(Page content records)
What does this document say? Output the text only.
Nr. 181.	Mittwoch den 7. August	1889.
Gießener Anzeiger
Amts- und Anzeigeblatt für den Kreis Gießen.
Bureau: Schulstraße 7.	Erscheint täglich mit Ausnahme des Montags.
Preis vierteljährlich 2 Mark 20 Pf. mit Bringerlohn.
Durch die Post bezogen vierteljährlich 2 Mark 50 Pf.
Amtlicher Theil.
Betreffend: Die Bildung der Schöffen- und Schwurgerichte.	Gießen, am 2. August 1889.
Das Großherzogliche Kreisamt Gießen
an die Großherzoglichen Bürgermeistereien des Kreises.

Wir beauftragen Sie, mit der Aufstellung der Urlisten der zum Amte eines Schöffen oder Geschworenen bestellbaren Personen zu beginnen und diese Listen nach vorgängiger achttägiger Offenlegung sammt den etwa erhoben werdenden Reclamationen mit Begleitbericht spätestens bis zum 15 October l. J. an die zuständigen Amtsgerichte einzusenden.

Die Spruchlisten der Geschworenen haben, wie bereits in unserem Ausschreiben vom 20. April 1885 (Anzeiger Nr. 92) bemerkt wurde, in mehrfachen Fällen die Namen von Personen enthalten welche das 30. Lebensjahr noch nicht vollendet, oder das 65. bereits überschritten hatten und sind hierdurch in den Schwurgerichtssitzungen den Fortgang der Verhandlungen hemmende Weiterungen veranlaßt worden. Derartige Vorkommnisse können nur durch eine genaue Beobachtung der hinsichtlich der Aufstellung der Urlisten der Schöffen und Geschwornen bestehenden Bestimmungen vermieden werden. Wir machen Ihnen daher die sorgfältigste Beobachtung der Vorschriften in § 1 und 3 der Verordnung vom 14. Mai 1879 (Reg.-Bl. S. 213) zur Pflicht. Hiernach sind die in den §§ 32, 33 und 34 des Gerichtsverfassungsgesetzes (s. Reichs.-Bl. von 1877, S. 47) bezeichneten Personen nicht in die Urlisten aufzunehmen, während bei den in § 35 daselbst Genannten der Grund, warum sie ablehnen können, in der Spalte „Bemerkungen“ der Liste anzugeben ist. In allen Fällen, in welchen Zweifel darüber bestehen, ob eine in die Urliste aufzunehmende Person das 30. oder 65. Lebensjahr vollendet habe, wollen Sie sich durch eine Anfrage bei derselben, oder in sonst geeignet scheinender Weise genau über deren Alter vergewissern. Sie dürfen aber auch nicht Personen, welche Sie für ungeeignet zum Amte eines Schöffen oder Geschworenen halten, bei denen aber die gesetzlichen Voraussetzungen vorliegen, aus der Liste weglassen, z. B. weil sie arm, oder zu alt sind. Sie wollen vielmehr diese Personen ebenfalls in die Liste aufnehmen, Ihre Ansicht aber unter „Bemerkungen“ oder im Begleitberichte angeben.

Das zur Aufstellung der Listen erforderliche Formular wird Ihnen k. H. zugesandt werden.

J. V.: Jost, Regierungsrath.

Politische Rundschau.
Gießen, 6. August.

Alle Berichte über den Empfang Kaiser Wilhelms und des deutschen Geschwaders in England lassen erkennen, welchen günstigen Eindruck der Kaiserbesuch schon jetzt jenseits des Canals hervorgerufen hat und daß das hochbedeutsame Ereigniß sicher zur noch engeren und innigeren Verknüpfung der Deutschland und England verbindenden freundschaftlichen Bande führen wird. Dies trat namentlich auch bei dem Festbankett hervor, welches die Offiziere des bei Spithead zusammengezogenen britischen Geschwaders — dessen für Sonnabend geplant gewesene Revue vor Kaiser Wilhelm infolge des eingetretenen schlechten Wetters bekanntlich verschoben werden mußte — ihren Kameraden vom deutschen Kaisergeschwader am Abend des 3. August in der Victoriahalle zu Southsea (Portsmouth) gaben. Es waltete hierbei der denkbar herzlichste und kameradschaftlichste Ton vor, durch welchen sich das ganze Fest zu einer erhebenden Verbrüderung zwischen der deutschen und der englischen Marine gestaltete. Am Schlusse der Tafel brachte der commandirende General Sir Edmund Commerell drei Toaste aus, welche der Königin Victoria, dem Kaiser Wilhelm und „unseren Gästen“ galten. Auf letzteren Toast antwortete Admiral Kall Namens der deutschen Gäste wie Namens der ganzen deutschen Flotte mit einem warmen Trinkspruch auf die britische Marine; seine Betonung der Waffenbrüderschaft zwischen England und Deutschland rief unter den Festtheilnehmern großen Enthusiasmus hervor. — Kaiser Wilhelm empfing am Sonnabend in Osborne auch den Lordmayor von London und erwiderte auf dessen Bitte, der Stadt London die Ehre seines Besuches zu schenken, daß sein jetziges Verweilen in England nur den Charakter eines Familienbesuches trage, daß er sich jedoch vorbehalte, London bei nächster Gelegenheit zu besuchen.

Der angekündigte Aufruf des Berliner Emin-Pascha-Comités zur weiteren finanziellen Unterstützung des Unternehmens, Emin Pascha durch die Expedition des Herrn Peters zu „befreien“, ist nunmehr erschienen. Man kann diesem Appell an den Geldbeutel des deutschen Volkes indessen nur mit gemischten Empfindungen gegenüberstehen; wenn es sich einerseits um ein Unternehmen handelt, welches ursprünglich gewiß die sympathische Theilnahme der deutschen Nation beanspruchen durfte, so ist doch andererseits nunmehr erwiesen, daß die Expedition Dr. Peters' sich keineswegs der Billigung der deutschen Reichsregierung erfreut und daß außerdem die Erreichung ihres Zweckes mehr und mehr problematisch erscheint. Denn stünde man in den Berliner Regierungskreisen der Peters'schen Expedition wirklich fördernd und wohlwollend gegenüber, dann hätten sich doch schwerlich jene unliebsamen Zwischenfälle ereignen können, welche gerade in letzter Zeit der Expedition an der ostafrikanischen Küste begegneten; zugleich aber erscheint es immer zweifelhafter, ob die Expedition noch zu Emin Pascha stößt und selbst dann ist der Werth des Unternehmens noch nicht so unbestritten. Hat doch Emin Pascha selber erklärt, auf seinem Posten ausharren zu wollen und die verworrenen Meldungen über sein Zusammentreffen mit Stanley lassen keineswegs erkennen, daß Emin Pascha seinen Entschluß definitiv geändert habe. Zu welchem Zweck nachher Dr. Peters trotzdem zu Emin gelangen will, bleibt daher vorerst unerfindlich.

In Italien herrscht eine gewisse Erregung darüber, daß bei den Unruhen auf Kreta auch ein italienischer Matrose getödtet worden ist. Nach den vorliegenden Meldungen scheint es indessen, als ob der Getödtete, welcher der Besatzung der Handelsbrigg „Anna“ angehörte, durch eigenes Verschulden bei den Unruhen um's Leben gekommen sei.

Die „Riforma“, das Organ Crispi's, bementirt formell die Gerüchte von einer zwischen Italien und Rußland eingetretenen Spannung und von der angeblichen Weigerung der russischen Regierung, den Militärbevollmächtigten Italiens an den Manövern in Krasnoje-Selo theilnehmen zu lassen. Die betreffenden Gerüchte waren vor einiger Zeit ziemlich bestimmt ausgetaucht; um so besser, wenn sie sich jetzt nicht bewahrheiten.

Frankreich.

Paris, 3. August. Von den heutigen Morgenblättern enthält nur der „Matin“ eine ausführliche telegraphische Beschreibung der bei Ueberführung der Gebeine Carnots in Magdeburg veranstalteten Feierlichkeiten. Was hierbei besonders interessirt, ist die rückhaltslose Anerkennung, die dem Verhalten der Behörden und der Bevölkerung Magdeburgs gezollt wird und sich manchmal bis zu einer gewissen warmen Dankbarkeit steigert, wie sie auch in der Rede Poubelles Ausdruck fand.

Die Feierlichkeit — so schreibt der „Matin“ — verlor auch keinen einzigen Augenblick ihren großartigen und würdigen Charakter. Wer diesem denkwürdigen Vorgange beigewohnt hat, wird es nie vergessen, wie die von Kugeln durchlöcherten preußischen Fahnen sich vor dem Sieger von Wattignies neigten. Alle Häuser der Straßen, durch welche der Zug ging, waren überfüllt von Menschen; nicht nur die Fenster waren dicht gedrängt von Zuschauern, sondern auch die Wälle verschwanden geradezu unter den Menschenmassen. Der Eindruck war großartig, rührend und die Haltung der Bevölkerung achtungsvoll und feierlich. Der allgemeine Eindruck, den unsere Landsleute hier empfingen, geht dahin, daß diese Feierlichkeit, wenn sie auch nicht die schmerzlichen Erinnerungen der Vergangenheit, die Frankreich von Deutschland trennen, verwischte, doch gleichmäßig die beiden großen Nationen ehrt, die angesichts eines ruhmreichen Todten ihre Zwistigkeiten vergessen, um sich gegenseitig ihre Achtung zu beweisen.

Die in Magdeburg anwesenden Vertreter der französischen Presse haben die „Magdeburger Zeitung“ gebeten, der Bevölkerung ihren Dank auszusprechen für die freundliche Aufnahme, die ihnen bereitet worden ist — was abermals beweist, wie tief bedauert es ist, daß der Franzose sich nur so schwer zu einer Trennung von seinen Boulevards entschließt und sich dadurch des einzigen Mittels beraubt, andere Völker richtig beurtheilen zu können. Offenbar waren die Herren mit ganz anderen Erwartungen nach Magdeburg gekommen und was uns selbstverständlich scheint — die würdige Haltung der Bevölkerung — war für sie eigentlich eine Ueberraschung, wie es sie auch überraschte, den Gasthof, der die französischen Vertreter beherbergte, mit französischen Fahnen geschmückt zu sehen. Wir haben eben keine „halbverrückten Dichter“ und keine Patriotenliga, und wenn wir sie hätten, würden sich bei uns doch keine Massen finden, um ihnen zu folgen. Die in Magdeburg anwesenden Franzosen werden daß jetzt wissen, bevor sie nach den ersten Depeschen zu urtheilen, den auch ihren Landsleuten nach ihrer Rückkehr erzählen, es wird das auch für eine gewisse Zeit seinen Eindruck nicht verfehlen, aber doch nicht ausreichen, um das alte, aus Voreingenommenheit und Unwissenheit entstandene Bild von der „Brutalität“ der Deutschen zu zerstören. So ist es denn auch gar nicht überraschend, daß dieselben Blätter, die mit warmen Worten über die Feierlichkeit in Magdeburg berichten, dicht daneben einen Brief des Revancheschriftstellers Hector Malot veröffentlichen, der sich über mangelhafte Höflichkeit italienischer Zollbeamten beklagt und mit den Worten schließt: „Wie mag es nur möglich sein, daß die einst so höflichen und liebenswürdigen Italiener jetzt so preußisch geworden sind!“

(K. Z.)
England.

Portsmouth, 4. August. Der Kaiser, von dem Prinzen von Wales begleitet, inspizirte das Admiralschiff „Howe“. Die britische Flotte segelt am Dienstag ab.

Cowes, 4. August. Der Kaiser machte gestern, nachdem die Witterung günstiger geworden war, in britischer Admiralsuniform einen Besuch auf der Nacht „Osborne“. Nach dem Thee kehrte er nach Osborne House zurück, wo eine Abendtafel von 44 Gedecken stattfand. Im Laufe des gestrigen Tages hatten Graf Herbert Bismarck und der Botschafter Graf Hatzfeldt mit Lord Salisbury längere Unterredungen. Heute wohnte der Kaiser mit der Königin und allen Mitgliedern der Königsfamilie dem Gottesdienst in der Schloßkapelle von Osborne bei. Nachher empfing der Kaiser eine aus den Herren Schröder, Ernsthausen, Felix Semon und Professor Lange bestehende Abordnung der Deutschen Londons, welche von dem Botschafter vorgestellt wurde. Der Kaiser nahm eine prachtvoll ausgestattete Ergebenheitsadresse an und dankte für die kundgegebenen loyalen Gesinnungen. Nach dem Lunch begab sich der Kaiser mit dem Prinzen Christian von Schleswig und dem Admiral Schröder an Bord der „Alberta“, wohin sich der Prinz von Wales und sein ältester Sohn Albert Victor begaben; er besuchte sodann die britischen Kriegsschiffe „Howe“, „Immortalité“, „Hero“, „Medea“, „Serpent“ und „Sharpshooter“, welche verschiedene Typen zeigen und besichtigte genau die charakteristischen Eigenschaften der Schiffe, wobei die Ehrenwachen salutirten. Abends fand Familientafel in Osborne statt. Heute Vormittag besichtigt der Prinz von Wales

WORK TO BE COMPLETED: Find all lines holding the word "vierteljährlich" in the records above and copy them.

RESPONSE BOX:
Preis vierteljährlich 2 Mark 20 Pf. mit Bringerlohn.
Durch die Post bezogen vierteljährlich 2 Mark 50 Pf.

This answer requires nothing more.